* To do: Find every line with the word "Shaft". Copy those lines.
***
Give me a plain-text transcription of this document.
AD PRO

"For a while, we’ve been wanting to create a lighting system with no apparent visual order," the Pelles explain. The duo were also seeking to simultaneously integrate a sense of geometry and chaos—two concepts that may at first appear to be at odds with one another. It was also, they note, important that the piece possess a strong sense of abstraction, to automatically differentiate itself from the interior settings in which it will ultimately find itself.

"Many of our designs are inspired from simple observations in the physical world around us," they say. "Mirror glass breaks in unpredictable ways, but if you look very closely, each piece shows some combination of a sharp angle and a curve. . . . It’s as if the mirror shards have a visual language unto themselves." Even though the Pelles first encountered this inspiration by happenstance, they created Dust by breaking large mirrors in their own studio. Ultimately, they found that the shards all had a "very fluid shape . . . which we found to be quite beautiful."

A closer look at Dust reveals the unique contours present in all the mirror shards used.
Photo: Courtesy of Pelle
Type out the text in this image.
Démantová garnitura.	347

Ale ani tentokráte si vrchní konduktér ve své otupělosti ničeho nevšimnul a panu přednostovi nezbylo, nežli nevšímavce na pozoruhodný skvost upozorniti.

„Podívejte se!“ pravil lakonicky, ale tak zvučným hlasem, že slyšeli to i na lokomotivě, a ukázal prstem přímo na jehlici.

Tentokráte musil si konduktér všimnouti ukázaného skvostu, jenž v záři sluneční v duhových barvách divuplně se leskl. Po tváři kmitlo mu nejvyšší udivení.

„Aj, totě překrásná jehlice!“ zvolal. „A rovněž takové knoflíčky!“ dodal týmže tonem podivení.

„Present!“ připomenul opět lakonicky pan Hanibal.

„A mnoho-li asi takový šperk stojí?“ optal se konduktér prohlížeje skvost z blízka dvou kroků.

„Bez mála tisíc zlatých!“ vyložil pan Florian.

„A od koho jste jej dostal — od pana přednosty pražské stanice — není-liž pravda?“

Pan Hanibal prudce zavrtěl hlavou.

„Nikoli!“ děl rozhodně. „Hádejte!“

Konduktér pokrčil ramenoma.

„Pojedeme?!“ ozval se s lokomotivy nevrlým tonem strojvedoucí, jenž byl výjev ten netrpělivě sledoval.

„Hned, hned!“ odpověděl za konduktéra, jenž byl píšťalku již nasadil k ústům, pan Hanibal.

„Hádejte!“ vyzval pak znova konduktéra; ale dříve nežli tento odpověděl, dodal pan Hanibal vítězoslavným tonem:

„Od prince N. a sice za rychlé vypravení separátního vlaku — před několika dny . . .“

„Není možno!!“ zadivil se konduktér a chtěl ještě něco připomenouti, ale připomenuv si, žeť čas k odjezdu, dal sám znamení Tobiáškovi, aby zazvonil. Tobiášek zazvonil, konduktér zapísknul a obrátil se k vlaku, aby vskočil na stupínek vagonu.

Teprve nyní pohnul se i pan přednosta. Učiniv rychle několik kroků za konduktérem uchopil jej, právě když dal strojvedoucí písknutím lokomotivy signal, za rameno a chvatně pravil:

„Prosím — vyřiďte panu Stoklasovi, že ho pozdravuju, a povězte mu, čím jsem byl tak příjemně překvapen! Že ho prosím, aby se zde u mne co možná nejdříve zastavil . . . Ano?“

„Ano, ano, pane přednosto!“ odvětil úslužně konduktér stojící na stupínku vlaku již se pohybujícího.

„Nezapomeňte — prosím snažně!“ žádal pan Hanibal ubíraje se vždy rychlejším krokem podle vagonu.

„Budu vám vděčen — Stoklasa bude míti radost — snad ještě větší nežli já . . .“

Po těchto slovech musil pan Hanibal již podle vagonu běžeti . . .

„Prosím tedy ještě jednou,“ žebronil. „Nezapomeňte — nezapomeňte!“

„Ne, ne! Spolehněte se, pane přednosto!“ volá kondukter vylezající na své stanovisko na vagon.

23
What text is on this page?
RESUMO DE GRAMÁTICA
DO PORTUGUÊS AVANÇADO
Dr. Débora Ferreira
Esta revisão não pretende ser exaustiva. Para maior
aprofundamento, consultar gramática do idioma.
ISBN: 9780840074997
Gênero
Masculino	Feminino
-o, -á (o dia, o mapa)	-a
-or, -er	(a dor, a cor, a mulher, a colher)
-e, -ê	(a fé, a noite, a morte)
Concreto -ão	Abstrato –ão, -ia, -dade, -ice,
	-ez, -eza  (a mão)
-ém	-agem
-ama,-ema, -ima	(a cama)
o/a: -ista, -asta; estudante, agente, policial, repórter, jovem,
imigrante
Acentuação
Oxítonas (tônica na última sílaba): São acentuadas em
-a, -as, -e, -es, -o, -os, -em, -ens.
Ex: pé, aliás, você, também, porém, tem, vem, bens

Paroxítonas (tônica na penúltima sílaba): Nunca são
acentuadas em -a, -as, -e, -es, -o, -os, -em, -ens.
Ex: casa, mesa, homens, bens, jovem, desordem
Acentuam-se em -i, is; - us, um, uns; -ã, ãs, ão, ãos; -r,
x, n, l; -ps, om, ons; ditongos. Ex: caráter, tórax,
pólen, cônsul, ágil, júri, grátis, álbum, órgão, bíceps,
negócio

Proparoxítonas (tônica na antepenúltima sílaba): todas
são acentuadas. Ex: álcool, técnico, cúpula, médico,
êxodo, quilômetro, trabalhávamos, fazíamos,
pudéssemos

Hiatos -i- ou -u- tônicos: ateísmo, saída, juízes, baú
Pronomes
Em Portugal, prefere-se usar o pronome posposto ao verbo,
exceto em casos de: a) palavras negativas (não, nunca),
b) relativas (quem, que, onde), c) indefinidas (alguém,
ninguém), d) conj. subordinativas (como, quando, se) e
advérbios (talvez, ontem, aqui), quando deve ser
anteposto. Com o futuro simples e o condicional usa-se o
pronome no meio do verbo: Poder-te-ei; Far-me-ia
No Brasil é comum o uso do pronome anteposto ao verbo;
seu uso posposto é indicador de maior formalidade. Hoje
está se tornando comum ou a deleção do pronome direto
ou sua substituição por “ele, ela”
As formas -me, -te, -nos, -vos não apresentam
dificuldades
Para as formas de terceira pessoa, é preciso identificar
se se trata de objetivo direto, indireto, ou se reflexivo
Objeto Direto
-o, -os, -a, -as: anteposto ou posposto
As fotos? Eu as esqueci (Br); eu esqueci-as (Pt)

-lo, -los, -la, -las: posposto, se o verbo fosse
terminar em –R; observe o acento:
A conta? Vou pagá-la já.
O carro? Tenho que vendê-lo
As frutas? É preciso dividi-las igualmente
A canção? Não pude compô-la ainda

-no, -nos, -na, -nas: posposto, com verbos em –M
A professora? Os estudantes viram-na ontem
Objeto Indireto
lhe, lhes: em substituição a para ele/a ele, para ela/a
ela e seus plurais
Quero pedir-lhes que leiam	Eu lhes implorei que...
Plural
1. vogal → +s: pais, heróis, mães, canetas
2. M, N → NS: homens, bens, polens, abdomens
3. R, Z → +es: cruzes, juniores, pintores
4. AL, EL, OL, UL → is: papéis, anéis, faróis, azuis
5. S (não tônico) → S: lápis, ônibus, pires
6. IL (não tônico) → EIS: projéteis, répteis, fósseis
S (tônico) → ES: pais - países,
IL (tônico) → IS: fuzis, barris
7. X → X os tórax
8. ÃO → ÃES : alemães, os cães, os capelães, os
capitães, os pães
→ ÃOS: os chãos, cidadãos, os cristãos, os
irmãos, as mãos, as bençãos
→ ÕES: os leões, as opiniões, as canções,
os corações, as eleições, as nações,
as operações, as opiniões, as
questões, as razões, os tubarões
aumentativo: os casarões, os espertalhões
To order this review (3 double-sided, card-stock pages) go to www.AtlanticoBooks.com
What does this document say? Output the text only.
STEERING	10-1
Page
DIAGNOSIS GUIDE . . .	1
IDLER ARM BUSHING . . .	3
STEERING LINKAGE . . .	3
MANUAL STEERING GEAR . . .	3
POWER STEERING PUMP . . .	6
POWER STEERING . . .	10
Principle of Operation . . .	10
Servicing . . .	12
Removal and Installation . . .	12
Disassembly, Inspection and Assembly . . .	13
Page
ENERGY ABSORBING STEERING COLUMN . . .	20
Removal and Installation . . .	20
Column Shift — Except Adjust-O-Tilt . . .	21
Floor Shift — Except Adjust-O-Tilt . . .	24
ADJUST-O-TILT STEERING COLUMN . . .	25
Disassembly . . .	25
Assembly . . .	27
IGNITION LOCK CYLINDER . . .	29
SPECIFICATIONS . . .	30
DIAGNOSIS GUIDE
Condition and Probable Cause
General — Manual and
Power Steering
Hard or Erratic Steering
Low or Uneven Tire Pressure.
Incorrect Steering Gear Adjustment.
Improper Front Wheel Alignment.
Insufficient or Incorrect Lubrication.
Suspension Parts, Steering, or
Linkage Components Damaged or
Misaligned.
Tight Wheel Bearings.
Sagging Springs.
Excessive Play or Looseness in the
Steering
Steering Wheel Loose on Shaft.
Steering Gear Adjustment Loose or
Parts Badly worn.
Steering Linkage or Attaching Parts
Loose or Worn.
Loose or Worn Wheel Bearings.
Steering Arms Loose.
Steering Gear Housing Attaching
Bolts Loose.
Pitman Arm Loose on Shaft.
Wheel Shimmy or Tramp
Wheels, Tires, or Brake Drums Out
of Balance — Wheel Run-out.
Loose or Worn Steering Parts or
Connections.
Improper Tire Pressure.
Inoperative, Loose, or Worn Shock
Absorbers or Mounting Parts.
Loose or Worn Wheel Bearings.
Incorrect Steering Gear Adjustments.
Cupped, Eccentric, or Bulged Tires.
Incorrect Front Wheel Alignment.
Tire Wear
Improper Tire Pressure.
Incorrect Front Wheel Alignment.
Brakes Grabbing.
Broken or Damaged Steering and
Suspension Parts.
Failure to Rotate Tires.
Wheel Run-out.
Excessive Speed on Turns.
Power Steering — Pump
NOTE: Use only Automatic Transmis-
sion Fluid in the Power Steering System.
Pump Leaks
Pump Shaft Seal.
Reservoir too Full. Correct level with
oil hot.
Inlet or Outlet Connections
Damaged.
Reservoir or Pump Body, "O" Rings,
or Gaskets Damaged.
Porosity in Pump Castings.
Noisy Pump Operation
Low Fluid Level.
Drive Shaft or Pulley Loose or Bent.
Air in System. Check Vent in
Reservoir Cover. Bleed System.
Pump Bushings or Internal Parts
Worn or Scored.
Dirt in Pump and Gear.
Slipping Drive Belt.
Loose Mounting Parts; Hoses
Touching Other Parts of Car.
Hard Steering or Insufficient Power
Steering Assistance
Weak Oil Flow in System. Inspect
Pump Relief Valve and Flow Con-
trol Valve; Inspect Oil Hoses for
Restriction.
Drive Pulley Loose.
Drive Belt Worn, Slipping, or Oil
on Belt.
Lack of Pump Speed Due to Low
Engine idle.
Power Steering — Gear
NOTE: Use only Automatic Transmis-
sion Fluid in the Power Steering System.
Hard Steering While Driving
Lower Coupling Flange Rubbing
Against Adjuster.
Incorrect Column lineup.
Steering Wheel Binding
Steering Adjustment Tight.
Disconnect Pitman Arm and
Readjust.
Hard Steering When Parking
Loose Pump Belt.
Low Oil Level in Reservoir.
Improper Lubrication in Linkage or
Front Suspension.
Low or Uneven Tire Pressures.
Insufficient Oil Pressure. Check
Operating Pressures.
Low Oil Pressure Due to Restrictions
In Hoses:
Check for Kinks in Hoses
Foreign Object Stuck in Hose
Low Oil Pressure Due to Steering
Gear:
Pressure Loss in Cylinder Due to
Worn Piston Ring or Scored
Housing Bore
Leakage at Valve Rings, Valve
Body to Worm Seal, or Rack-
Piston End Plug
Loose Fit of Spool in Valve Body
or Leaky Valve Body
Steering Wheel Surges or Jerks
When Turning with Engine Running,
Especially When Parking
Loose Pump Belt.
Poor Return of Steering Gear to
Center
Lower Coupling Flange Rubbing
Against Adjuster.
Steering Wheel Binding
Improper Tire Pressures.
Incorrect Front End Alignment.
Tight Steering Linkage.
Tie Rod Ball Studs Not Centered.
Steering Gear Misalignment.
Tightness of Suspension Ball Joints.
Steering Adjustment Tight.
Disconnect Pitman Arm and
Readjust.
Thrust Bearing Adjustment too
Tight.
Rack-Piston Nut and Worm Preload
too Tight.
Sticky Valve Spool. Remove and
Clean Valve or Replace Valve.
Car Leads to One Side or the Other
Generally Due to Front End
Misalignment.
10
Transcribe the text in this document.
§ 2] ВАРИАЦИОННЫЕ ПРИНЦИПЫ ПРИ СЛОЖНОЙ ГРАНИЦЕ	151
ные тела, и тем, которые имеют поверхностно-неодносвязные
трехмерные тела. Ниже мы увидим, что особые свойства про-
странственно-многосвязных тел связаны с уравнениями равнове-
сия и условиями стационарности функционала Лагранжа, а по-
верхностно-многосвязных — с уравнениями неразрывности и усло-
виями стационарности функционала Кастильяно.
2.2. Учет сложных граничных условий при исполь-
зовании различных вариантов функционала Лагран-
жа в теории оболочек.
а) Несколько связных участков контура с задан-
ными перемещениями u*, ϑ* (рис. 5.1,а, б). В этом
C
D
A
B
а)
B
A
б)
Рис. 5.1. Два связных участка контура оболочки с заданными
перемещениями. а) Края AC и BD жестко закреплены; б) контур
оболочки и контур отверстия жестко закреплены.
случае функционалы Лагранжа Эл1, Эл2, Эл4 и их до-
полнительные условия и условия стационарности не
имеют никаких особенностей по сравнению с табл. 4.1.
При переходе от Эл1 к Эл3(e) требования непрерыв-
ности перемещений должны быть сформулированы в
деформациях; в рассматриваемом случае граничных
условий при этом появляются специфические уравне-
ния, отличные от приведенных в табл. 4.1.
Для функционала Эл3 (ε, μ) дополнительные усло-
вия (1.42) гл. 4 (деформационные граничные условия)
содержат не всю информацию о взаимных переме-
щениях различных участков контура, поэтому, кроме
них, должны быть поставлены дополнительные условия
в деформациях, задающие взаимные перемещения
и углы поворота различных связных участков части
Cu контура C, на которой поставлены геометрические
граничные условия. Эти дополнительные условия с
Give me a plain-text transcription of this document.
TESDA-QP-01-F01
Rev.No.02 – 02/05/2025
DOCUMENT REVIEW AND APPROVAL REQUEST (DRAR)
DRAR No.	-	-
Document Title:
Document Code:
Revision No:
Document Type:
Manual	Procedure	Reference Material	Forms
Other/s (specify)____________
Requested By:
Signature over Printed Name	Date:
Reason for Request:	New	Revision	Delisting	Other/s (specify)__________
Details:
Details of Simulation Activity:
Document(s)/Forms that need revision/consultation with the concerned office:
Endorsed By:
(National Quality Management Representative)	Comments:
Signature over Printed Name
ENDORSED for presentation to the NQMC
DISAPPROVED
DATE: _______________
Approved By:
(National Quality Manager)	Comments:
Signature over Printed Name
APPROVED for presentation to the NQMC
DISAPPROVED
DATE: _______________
***
* Completed exercise:
Steering Wheel Loose on Shaft.
Pitman Arm Loose on Shaft.
Pump Shaft Seal.
Drive Shaft or Pulley Loose or Bent.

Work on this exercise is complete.